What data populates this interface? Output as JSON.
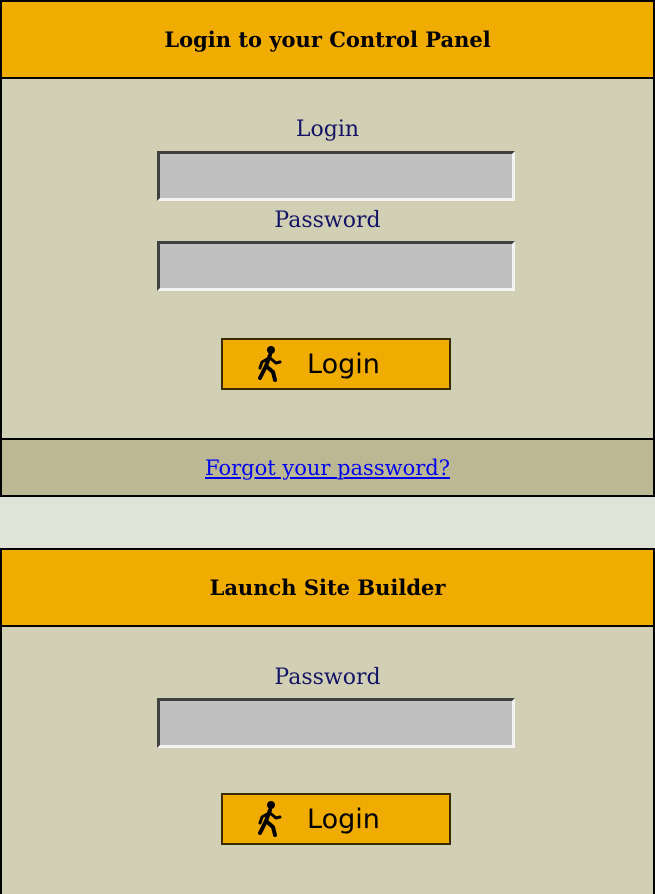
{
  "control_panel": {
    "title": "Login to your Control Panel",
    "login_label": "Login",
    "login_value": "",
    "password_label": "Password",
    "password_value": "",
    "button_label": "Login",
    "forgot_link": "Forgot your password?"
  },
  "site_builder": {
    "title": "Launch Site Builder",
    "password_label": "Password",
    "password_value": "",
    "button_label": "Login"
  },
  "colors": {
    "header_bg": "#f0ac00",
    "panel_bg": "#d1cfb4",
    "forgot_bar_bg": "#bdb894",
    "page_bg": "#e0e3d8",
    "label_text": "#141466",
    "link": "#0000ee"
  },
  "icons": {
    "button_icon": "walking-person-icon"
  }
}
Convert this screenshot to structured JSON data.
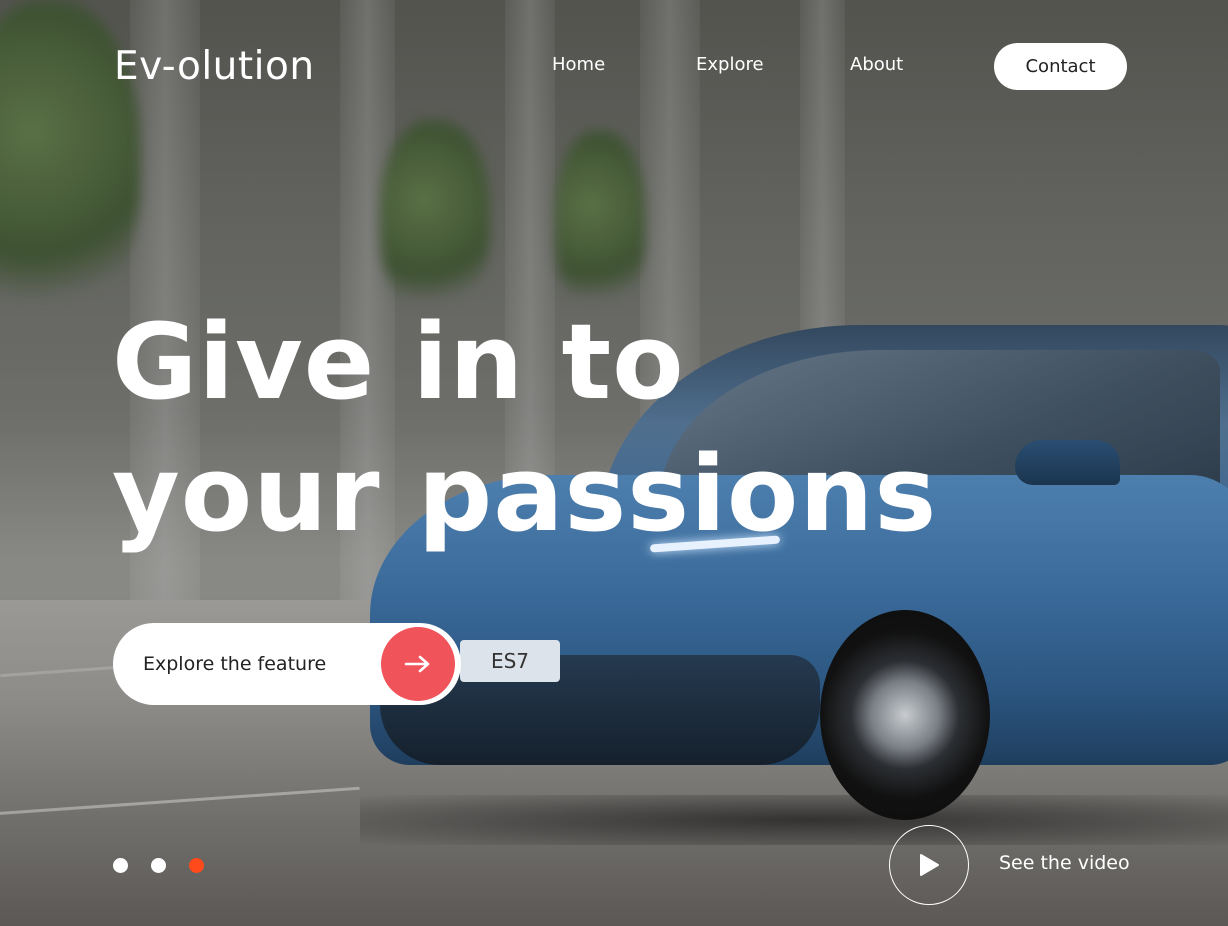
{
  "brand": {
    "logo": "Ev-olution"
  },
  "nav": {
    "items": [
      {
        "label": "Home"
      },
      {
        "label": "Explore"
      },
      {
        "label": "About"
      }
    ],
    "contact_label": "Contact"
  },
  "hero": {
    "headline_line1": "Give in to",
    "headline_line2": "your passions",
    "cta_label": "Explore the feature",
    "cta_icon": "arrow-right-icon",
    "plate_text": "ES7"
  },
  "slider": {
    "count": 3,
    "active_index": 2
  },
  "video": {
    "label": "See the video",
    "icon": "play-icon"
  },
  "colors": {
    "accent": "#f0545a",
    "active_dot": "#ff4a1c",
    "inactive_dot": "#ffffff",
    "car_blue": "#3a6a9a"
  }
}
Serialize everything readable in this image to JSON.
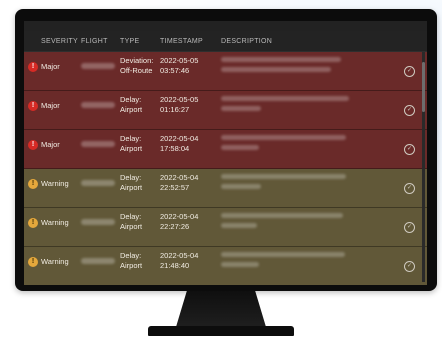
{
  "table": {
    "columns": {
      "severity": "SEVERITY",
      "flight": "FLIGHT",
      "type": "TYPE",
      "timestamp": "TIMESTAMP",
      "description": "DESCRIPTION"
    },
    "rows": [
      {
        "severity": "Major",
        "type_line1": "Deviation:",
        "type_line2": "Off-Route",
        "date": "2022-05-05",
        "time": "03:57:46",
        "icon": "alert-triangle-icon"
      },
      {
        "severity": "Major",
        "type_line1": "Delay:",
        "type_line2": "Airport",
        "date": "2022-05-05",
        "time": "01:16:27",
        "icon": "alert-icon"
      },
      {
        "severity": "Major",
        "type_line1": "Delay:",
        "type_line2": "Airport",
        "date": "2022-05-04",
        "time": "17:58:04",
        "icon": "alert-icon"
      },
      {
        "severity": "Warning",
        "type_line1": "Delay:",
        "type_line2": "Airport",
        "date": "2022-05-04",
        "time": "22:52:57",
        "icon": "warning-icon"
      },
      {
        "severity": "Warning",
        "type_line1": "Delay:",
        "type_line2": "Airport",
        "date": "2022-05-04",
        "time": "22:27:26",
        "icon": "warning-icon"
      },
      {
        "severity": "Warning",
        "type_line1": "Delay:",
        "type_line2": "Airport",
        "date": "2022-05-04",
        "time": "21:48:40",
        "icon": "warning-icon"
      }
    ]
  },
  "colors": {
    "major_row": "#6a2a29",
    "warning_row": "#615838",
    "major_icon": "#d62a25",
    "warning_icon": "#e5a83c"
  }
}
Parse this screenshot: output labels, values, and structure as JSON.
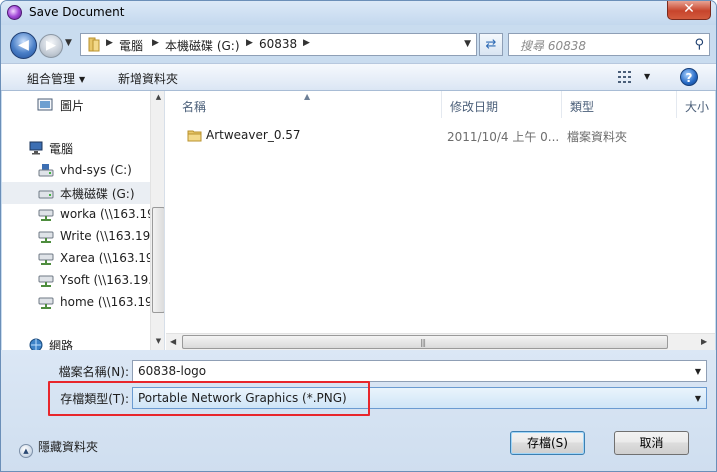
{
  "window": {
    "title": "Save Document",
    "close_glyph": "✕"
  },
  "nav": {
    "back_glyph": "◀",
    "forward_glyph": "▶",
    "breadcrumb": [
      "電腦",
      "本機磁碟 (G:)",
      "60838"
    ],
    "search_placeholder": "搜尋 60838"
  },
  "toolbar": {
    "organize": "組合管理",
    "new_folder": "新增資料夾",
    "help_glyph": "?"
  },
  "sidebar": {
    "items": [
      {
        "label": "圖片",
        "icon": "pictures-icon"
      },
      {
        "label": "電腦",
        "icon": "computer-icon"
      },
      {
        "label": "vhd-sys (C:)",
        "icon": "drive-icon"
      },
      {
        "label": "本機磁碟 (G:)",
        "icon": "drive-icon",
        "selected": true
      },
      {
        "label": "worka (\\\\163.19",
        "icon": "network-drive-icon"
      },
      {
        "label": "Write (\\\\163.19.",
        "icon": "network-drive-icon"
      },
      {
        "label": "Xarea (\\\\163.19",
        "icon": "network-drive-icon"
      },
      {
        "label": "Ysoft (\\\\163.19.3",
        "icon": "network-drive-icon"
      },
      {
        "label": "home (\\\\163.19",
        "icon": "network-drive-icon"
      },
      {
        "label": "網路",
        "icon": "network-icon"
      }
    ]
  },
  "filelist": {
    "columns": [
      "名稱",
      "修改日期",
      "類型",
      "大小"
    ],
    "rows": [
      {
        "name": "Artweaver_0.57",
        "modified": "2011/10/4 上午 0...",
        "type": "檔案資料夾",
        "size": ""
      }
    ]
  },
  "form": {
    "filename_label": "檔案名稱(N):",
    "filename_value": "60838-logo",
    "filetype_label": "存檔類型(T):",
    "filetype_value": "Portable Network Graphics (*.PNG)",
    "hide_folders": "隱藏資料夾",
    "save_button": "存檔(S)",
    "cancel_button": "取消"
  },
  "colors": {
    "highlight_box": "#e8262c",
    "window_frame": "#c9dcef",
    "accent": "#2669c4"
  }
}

> Task objective
Write out each line again precisely as it appears, skipping every picture.

> Output for this task
What data populates this interface? Output as JSON.
{
  "control_panel": {
    "title": "Login to your Control Panel",
    "login_label": "Login",
    "login_value": "",
    "password_label": "Password",
    "password_value": "",
    "button_label": "Login",
    "forgot_link": "Forgot your password?"
  },
  "site_builder": {
    "title": "Launch Site Builder",
    "password_label": "Password",
    "password_value": "",
    "button_label": "Login"
  },
  "colors": {
    "header_bg": "#f0ac00",
    "panel_bg": "#d1cfb4",
    "forgot_bar_bg": "#bdb894",
    "page_bg": "#e0e3d8",
    "label_text": "#141466",
    "link": "#0000ee"
  },
  "icons": {
    "button_icon": "walking-person-icon"
  }
}
Convert this screenshot to structured JSON data.
{
  "brand": {
    "logo": "Ev-olution"
  },
  "nav": {
    "items": [
      {
        "label": "Home"
      },
      {
        "label": "Explore"
      },
      {
        "label": "About"
      }
    ],
    "contact_label": "Contact"
  },
  "hero": {
    "headline_line1": "Give in to",
    "headline_line2": "your passions",
    "cta_label": "Explore the feature",
    "cta_icon": "arrow-right-icon",
    "plate_text": "ES7"
  },
  "slider": {
    "count": 3,
    "active_index": 2
  },
  "video": {
    "label": "See the video",
    "icon": "play-icon"
  },
  "colors": {
    "accent": "#f0545a",
    "active_dot": "#ff4a1c",
    "inactive_dot": "#ffffff",
    "car_blue": "#3a6a9a"
  }
}
Serialize everything readable in this image to JSON.
{
  "table": {
    "columns": {
      "severity": "SEVERITY",
      "flight": "FLIGHT",
      "type": "TYPE",
      "timestamp": "TIMESTAMP",
      "description": "DESCRIPTION"
    },
    "rows": [
      {
        "severity": "Major",
        "type_line1": "Deviation:",
        "type_line2": "Off-Route",
        "date": "2022-05-05",
        "time": "03:57:46",
        "icon": "alert-triangle-icon"
      },
      {
        "severity": "Major",
        "type_line1": "Delay:",
        "type_line2": "Airport",
        "date": "2022-05-05",
        "time": "01:16:27",
        "icon": "alert-icon"
      },
      {
        "severity": "Major",
        "type_line1": "Delay:",
        "type_line2": "Airport",
        "date": "2022-05-04",
        "time": "17:58:04",
        "icon": "alert-icon"
      },
      {
        "severity": "Warning",
        "type_line1": "Delay:",
        "type_line2": "Airport",
        "date": "2022-05-04",
        "time": "22:52:57",
        "icon": "warning-icon"
      },
      {
        "severity": "Warning",
        "type_line1": "Delay:",
        "type_line2": "Airport",
        "date": "2022-05-04",
        "time": "22:27:26",
        "icon": "warning-icon"
      },
      {
        "severity": "Warning",
        "type_line1": "Delay:",
        "type_line2": "Airport",
        "date": "2022-05-04",
        "time": "21:48:40",
        "icon": "warning-icon"
      }
    ]
  },
  "colors": {
    "major_row": "#6a2a29",
    "warning_row": "#615838",
    "major_icon": "#d62a25",
    "warning_icon": "#e5a83c"
  }
}
Parse this screenshot: output labels, values, and structure as JSON.
{
  "window": {
    "title": "Save Document",
    "close_glyph": "✕"
  },
  "nav": {
    "back_glyph": "◀",
    "forward_glyph": "▶",
    "breadcrumb": [
      "電腦",
      "本機磁碟 (G:)",
      "60838"
    ],
    "search_placeholder": "搜尋 60838"
  },
  "toolbar": {
    "organize": "組合管理",
    "new_folder": "新增資料夾",
    "help_glyph": "?"
  },
  "sidebar": {
    "items": [
      {
        "label": "圖片",
        "icon": "pictures-icon"
      },
      {
        "label": "電腦",
        "icon": "computer-icon"
      },
      {
        "label": "vhd-sys (C:)",
        "icon": "drive-icon"
      },
      {
        "label": "本機磁碟 (G:)",
        "icon": "drive-icon",
        "selected": true
      },
      {
        "label": "worka (\\\\163.19",
        "icon": "network-drive-icon"
      },
      {
        "label": "Write (\\\\163.19.",
        "icon": "network-drive-icon"
      },
      {
        "label": "Xarea (\\\\163.19",
        "icon": "network-drive-icon"
      },
      {
        "label": "Ysoft (\\\\163.19.3",
        "icon": "network-drive-icon"
      },
      {
        "label": "home (\\\\163.19",
        "icon": "network-drive-icon"
      },
      {
        "label": "網路",
        "icon": "network-icon"
      }
    ]
  },
  "filelist": {
    "columns": [
      "名稱",
      "修改日期",
      "類型",
      "大小"
    ],
    "rows": [
      {
        "name": "Artweaver_0.57",
        "modified": "2011/10/4 上午 0...",
        "type": "檔案資料夾",
        "size": ""
      }
    ]
  },
  "form": {
    "filename_label": "檔案名稱(N):",
    "filename_value": "60838-logo",
    "filetype_label": "存檔類型(T):",
    "filetype_value": "Portable Network Graphics (*.PNG)",
    "hide_folders": "隱藏資料夾",
    "save_button": "存檔(S)",
    "cancel_button": "取消"
  },
  "colors": {
    "highlight_box": "#e8262c",
    "window_frame": "#c9dcef",
    "accent": "#2669c4"
  }
}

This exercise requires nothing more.